-- START RECORDS SHOWN --

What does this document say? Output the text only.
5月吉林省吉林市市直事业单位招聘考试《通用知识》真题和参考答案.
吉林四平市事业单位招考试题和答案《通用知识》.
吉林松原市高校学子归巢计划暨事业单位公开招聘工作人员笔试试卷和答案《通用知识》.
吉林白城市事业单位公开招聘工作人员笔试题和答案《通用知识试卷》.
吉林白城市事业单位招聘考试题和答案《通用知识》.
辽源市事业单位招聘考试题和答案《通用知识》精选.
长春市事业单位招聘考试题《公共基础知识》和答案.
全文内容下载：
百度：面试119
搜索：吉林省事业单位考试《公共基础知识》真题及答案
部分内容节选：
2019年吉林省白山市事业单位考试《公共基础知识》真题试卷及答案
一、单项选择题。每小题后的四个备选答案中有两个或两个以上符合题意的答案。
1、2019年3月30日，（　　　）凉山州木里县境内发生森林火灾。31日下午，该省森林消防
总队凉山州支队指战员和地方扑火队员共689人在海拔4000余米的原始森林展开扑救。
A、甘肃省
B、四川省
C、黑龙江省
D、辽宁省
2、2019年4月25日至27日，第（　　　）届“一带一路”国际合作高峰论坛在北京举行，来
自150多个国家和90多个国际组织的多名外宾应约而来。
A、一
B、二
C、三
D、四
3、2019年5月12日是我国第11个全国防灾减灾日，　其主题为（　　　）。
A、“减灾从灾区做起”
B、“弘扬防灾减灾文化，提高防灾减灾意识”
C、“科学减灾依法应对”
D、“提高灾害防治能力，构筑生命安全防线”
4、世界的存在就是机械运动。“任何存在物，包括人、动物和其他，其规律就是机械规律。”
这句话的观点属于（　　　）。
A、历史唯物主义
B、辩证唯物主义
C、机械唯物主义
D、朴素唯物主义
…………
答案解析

-- END RECORDS SHOWN --

### WORK TO COMPLETE
Provide all the records again, word for word.

### RESULT OF THIS TASK
What does this document say? Output the text only.
5月吉林省吉林市市直事业单位招聘考试《通用知识》真题和参考答案.
吉林四平市事业单位招考试题和答案《通用知识》.
吉林松原市高校学子归巢计划暨事业单位公开招聘工作人员笔试试卷和答案《通用知识》.
吉林白城市事业单位公开招聘工作人员笔试题和答案《通用知识试卷》.
吉林白城市事业单位招聘考试题和答案《通用知识》.
辽源市事业单位招聘考试题和答案《通用知识》精选.
长春市事业单位招聘考试题《公共基础知识》和答案.
全文内容下载：
百度：面试119
搜索：吉林省事业单位考试《公共基础知识》真题及答案
部分内容节选：
2019年吉林省白山市事业单位考试《公共基础知识》真题试卷及答案
一、单项选择题。每小题后的四个备选答案中有两个或两个以上符合题意的答案。
1、2019年3月30日，（　　　）凉山州木里县境内发生森林火灾。31日下午，该省森林消防
总队凉山州支队指战员和地方扑火队员共689人在海拔4000余米的原始森林展开扑救。
A、甘肃省
B、四川省
C、黑龙江省
D、辽宁省
2、2019年4月25日至27日，第（　　　）届“一带一路”国际合作高峰论坛在北京举行，来
自150多个国家和90多个国际组织的多名外宾应约而来。
A、一
B、二
C、三
D、四
3、2019年5月12日是我国第11个全国防灾减灾日，　其主题为（　　　）。
A、“减灾从灾区做起”
B、“弘扬防灾减灾文化，提高防灾减灾意识”
C、“科学减灾依法应对”
D、“提高灾害防治能力，构筑生命安全防线”
4、世界的存在就是机械运动。“任何存在物，包括人、动物和其他，其规律就是机械规律。”
这句话的观点属于（　　　）。
A、历史唯物主义
B、辩证唯物主义
C、机械唯物主义
D、朴素唯物主义
…………
答案解析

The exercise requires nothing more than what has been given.